▶ **Work instructions**
Locate "Decode this image" in the listing. Transcribe the line that contains it and every line that follows, through the last, omitting all pictures.

[Items from a dataset]
────────

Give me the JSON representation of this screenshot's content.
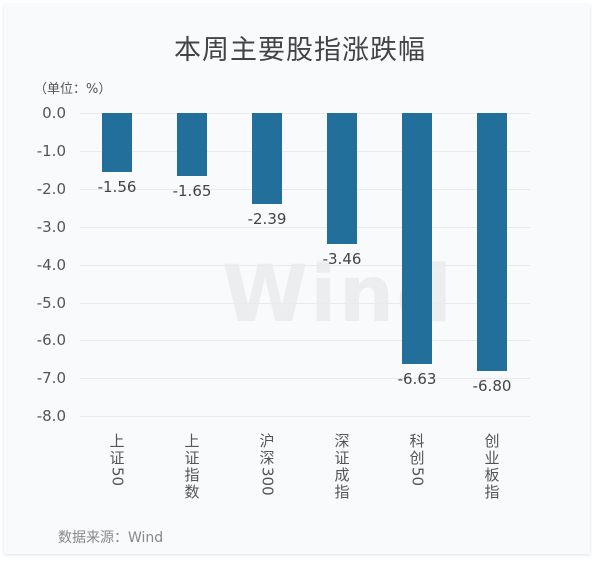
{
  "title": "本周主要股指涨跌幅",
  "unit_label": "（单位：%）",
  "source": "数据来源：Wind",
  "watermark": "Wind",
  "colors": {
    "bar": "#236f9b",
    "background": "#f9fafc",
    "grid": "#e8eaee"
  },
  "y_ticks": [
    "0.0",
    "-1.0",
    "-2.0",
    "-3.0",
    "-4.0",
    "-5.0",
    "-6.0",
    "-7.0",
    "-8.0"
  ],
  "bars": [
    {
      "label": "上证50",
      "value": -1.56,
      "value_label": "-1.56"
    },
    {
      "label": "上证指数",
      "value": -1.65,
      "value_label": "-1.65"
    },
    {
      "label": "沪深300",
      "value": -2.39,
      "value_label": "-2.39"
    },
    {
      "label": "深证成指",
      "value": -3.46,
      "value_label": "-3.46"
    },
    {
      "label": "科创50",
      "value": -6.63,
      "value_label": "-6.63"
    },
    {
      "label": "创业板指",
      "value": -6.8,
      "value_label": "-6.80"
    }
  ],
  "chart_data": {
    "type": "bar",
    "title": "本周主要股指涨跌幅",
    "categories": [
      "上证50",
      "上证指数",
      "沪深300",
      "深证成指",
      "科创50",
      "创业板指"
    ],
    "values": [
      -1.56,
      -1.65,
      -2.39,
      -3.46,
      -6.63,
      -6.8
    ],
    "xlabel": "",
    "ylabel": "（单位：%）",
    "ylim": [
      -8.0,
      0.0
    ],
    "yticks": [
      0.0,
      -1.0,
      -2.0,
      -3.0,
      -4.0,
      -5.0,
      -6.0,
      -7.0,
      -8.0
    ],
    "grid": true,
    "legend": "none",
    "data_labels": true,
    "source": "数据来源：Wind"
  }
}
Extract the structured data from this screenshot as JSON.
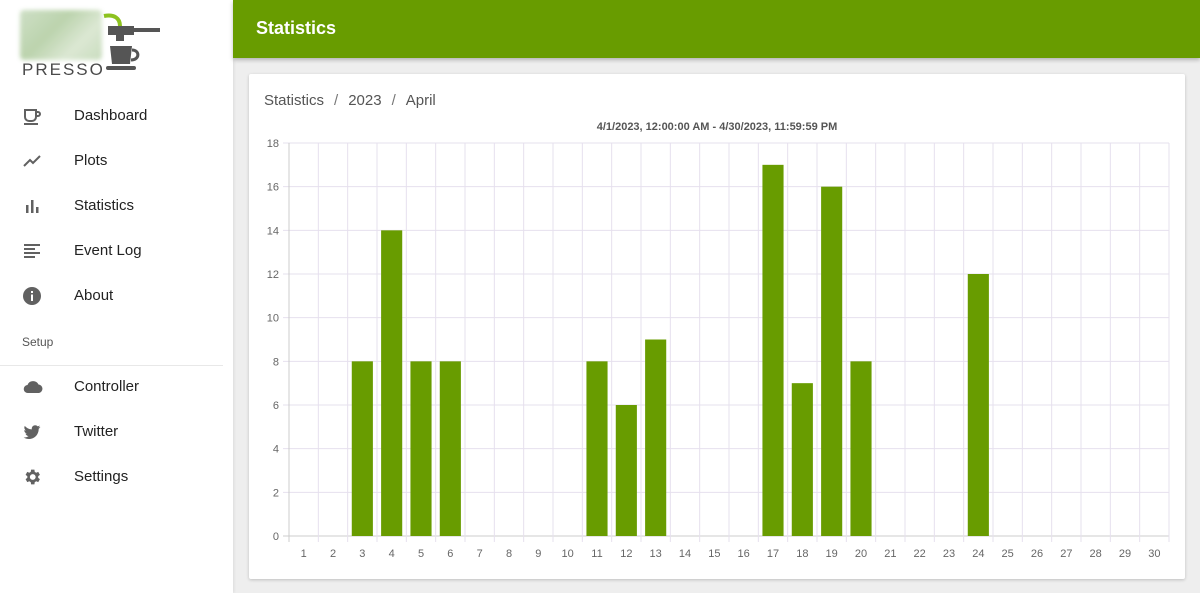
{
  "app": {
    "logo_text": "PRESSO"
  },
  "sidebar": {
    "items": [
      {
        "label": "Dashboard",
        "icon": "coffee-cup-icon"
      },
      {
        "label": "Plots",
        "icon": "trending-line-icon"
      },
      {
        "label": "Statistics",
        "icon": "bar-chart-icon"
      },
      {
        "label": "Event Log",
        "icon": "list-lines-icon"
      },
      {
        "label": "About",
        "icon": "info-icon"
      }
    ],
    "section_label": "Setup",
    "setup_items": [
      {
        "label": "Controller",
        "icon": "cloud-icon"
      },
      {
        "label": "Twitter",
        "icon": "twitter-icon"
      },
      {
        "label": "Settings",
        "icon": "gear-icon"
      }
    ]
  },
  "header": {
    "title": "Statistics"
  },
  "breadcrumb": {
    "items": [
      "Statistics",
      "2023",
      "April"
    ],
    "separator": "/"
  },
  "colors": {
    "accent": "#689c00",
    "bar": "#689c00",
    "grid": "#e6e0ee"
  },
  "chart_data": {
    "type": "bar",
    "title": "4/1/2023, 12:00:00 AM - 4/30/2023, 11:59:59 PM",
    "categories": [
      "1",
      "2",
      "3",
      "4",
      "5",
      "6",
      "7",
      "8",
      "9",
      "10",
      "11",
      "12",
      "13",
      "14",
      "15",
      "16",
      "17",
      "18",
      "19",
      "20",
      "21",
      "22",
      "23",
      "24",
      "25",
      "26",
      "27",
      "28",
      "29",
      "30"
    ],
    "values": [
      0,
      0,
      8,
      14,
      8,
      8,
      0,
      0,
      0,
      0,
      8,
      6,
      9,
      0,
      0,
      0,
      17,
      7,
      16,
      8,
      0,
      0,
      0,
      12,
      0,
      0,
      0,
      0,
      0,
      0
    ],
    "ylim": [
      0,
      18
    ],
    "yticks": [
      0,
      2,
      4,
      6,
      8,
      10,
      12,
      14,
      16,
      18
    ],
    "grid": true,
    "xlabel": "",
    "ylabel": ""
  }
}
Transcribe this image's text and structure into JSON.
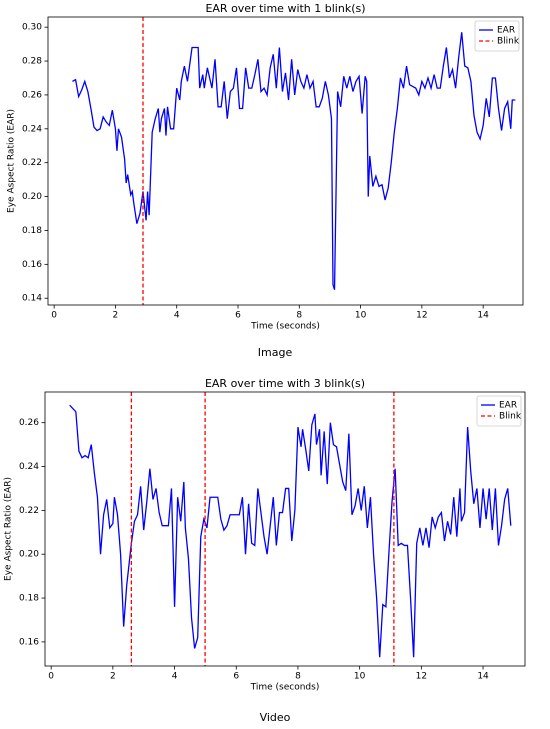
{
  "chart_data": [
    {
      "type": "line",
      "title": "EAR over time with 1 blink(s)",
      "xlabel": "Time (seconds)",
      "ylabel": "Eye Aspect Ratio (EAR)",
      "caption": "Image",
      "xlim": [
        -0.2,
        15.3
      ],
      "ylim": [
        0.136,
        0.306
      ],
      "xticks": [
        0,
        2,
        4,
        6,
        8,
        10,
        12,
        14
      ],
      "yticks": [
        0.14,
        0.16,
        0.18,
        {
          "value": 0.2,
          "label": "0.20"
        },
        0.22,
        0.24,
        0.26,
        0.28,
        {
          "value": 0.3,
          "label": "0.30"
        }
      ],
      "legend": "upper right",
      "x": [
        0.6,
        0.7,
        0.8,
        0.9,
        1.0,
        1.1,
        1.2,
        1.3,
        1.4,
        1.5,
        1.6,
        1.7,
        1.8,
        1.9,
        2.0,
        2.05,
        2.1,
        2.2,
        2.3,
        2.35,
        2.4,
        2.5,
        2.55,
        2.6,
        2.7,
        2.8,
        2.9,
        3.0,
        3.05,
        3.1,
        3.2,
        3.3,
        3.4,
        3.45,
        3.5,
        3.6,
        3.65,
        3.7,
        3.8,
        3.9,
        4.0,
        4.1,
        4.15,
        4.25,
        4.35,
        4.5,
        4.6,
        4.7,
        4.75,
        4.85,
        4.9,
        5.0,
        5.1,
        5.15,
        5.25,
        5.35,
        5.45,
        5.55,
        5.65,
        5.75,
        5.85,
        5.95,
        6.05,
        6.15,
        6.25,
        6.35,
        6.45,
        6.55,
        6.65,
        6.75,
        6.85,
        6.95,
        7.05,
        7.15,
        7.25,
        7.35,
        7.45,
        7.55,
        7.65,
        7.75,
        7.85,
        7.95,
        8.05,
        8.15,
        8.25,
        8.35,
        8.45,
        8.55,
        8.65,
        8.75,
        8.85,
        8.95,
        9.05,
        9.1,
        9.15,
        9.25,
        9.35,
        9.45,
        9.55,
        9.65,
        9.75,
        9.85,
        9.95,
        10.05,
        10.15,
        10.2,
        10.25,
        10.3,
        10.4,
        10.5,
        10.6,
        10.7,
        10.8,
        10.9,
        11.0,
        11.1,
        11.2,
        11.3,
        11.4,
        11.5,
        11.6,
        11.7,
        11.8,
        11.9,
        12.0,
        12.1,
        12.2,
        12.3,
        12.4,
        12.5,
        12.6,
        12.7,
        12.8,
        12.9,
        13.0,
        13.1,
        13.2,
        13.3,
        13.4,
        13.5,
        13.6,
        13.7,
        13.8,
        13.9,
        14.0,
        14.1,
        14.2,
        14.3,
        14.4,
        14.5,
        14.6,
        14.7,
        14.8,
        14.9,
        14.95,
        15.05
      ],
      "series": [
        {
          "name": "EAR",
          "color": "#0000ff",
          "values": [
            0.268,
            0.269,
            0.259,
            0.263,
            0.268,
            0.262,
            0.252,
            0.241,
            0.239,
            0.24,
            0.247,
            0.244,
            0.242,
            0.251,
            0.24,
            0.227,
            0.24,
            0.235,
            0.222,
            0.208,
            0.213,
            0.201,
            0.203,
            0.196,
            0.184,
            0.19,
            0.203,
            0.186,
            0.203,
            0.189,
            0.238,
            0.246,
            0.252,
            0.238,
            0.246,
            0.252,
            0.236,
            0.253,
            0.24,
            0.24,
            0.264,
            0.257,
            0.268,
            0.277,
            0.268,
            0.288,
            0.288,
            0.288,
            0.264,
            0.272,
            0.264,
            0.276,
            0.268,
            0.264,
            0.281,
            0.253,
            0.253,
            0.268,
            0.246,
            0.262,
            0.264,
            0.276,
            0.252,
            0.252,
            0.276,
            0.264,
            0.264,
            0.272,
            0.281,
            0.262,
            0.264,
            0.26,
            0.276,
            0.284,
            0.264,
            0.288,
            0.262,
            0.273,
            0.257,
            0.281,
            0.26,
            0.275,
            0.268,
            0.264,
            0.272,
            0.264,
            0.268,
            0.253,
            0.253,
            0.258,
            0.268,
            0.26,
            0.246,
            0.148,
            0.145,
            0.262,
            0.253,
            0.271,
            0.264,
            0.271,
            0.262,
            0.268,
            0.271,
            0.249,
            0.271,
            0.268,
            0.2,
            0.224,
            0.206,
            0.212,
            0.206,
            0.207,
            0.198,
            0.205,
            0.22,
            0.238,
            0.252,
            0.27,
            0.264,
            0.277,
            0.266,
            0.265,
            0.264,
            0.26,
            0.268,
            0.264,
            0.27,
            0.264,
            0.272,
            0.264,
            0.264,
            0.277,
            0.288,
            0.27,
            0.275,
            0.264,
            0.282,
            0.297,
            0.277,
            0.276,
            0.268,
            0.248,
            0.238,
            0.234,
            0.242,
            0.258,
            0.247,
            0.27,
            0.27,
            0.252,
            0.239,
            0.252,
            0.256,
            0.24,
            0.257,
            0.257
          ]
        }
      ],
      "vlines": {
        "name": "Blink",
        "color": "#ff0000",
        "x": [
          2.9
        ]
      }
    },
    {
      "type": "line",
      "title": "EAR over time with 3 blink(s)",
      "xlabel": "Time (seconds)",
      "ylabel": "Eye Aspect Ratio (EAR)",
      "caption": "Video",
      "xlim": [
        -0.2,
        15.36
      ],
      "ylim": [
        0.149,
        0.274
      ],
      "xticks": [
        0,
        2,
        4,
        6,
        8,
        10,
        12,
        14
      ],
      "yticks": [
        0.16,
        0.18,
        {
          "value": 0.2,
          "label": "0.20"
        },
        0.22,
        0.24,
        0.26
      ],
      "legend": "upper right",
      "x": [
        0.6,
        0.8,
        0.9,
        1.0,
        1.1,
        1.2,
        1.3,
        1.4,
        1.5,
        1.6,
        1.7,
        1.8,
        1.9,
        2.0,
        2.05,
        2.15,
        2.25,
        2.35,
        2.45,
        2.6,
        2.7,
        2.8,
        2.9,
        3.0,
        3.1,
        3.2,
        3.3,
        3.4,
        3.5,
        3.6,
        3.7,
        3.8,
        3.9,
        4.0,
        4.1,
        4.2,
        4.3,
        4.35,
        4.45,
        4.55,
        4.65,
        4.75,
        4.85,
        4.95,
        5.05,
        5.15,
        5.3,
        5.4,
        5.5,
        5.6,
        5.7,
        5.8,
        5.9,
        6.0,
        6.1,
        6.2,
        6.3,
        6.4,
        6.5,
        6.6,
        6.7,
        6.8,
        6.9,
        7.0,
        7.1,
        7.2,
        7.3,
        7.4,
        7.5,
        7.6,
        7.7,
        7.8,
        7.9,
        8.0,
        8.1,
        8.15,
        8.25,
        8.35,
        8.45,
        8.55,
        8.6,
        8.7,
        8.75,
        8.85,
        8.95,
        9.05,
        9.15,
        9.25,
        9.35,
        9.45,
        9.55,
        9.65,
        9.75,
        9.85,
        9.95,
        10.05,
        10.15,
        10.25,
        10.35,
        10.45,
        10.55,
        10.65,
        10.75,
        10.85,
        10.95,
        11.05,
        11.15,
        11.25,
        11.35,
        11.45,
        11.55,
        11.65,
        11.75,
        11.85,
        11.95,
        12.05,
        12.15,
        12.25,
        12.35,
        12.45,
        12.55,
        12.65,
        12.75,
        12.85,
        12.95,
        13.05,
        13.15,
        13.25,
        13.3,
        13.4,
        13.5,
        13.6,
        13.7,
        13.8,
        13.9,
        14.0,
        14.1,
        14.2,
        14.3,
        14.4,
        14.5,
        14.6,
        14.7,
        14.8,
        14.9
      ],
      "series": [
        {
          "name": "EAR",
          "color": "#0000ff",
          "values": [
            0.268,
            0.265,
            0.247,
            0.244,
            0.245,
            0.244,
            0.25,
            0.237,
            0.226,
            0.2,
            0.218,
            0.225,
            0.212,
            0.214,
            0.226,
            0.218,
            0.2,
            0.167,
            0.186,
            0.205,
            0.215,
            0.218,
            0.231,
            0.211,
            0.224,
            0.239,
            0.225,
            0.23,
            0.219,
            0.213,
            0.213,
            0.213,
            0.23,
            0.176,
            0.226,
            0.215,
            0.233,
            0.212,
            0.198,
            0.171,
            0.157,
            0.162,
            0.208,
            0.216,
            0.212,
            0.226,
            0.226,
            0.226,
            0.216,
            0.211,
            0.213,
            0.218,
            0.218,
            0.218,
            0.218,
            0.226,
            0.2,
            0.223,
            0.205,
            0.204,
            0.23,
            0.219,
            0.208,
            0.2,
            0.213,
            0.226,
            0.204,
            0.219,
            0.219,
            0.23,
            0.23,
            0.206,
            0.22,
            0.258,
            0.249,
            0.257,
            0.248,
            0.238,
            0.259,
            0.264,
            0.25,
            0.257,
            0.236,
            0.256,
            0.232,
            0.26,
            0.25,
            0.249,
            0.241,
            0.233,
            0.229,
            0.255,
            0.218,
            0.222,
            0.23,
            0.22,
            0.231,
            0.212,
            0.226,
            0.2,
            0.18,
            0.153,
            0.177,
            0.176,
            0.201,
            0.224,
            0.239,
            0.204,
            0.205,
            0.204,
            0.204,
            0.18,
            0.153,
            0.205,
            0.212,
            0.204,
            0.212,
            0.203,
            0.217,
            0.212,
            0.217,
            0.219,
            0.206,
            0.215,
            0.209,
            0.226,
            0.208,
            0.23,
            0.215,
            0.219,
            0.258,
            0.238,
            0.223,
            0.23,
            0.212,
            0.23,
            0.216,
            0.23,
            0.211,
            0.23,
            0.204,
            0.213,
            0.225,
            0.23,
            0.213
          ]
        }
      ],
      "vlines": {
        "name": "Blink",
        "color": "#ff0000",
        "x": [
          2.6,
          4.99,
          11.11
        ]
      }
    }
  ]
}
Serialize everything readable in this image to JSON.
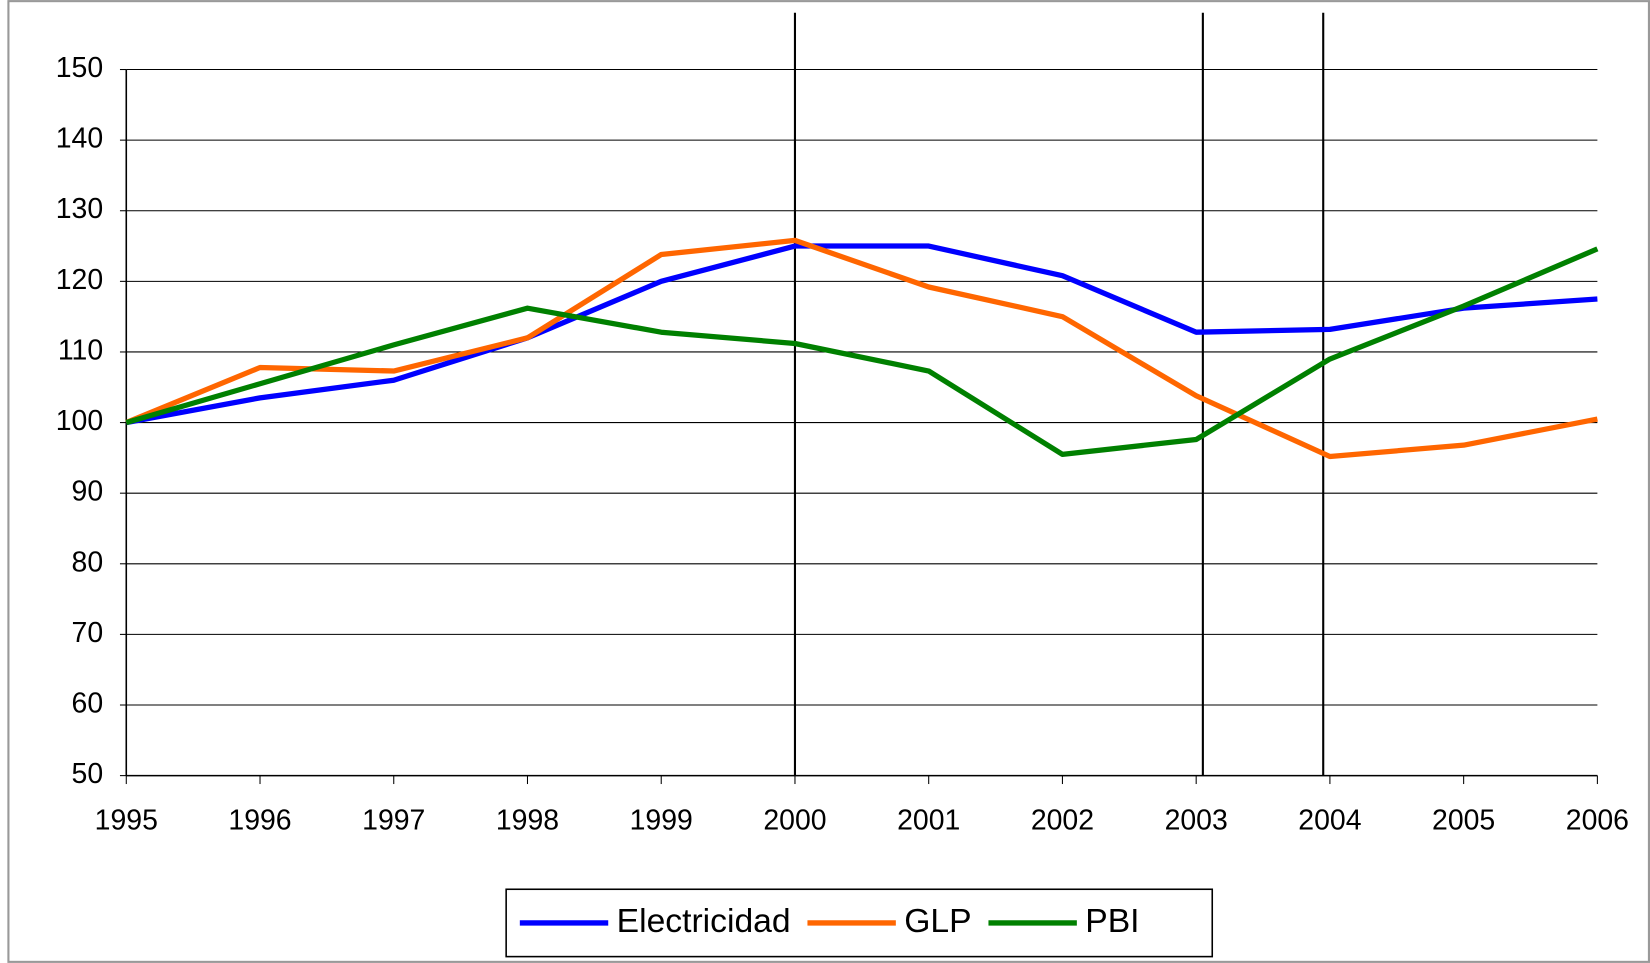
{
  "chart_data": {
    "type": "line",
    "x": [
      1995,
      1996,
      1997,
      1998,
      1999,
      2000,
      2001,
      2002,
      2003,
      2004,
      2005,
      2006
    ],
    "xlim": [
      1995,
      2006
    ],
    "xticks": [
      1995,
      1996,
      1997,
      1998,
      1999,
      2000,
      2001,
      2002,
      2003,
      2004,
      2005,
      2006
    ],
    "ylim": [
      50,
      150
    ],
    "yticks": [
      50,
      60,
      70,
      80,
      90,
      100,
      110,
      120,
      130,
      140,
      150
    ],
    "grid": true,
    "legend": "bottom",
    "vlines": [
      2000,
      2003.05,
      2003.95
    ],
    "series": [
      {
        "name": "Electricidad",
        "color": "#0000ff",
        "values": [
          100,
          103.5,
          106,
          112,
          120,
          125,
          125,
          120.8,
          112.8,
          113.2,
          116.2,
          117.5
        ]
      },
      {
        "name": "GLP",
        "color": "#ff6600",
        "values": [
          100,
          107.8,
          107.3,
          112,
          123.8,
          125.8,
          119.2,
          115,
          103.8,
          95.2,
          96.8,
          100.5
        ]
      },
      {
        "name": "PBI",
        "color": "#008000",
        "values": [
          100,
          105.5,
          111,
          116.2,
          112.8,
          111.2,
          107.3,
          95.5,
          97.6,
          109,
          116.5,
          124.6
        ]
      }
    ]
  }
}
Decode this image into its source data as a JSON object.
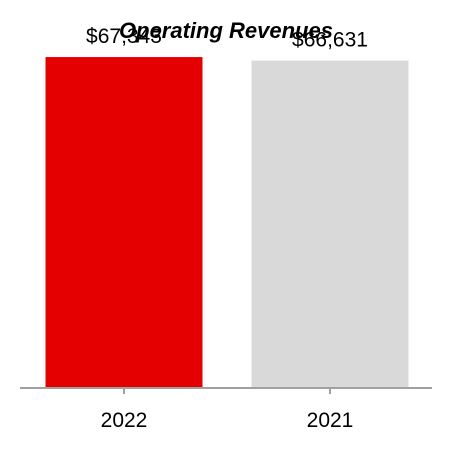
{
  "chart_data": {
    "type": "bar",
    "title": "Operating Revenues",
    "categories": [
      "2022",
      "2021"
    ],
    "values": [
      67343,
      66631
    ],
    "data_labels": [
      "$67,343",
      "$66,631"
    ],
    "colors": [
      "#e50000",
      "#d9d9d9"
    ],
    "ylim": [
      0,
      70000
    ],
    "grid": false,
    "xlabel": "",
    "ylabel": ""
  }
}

────────

▶ **Exercise result**
Decode this image into its source data as a JSON object.
{
  "chart_data": {
    "type": "bar",
    "title": "Operating Revenues",
    "categories": [
      "2022",
      "2021"
    ],
    "values": [
      67343,
      66631
    ],
    "data_labels": [
      "$67,343",
      "$66,631"
    ],
    "colors": [
      "#e50000",
      "#d9d9d9"
    ],
    "ylim": [
      0,
      70000
    ],
    "grid": false,
    "xlabel": "",
    "ylabel": ""
  }
}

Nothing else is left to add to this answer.